Data extracted from a collection:
[Start]

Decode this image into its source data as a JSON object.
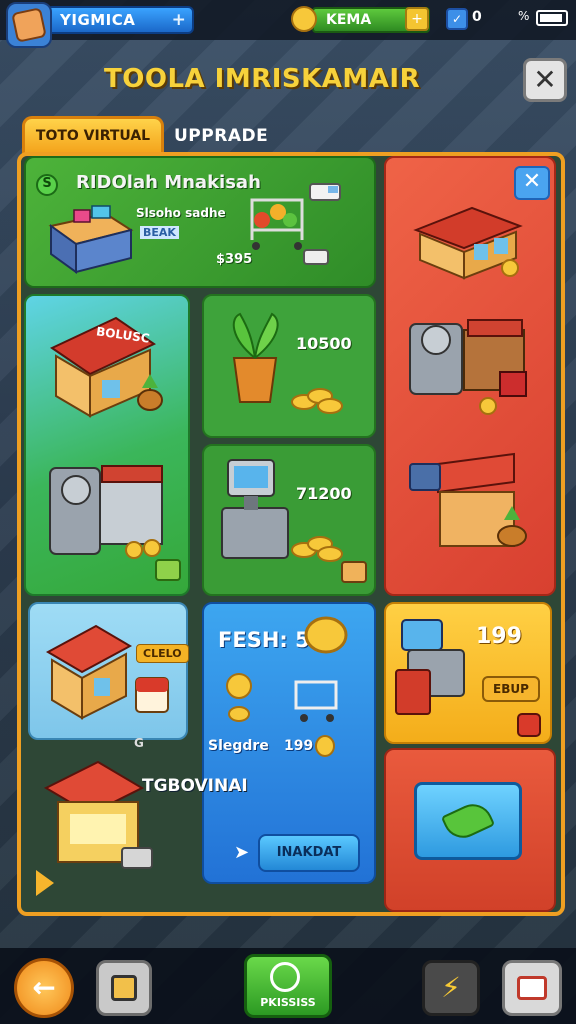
{
  "top_bar": {
    "player_name": "YIGMICA",
    "plus_label": "+",
    "currency_value": "KEMA",
    "currency_plus": "+",
    "gem_check": "✓",
    "gem_count": "0",
    "signal": "%"
  },
  "screen": {
    "title": "TOOLA IMRISKAMAIR",
    "close_label": "✕"
  },
  "tabs": [
    {
      "label": "TOTO VIRTUAL",
      "active": true
    },
    {
      "label": "UPPRADE",
      "active": false
    }
  ],
  "featured": {
    "title": "RIDOlah Mnakisah",
    "subtitle": "Slsoho sadhe",
    "tag": "BEAK",
    "price": "$395",
    "badge": "S"
  },
  "side_close_label": "✕",
  "items": {
    "plant_price": "10500",
    "register_price": "71200",
    "shop_sign": "BOLUSC",
    "shop_small_sign": "CLELO",
    "shop_tag": "G",
    "kiosk_label": "TGBOVINAI"
  },
  "blue_card": {
    "title": "FESH: 5",
    "item_label": "Slegdre",
    "item_price": "199",
    "button_label": "INAKDAT"
  },
  "yellow_card": {
    "price": "199",
    "button_label": "EBUP"
  },
  "bottom_bar": {
    "back_label": "←",
    "center_label": "PKISSISS",
    "bolt_label": "⚡"
  },
  "colors": {
    "frame": "#ef9f22",
    "title": "#f7d23b",
    "green_card": "#3ea33b",
    "red_card": "#d84030",
    "blue_card": "#2272d6",
    "yellow_card": "#f4ad1a"
  }
}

[End]

- _Your objective_:
Reproduce the material word for word, minus the images.

- _Worked answer_:
Decode this image into its source data as a JSON object.
{
  "top_bar": {
    "player_name": "YIGMICA",
    "plus_label": "+",
    "currency_value": "KEMA",
    "currency_plus": "+",
    "gem_check": "✓",
    "gem_count": "0",
    "signal": "%"
  },
  "screen": {
    "title": "TOOLA IMRISKAMAIR",
    "close_label": "✕"
  },
  "tabs": [
    {
      "label": "TOTO VIRTUAL",
      "active": true
    },
    {
      "label": "UPPRADE",
      "active": false
    }
  ],
  "featured": {
    "title": "RIDOlah Mnakisah",
    "subtitle": "Slsoho sadhe",
    "tag": "BEAK",
    "price": "$395",
    "badge": "S"
  },
  "side_close_label": "✕",
  "items": {
    "plant_price": "10500",
    "register_price": "71200",
    "shop_sign": "BOLUSC",
    "shop_small_sign": "CLELO",
    "shop_tag": "G",
    "kiosk_label": "TGBOVINAI"
  },
  "blue_card": {
    "title": "FESH: 5",
    "item_label": "Slegdre",
    "item_price": "199",
    "button_label": "INAKDAT"
  },
  "yellow_card": {
    "price": "199",
    "button_label": "EBUP"
  },
  "bottom_bar": {
    "back_label": "←",
    "center_label": "PKISSISS",
    "bolt_label": "⚡"
  },
  "colors": {
    "frame": "#ef9f22",
    "title": "#f7d23b",
    "green_card": "#3ea33b",
    "red_card": "#d84030",
    "blue_card": "#2272d6",
    "yellow_card": "#f4ad1a"
  }
}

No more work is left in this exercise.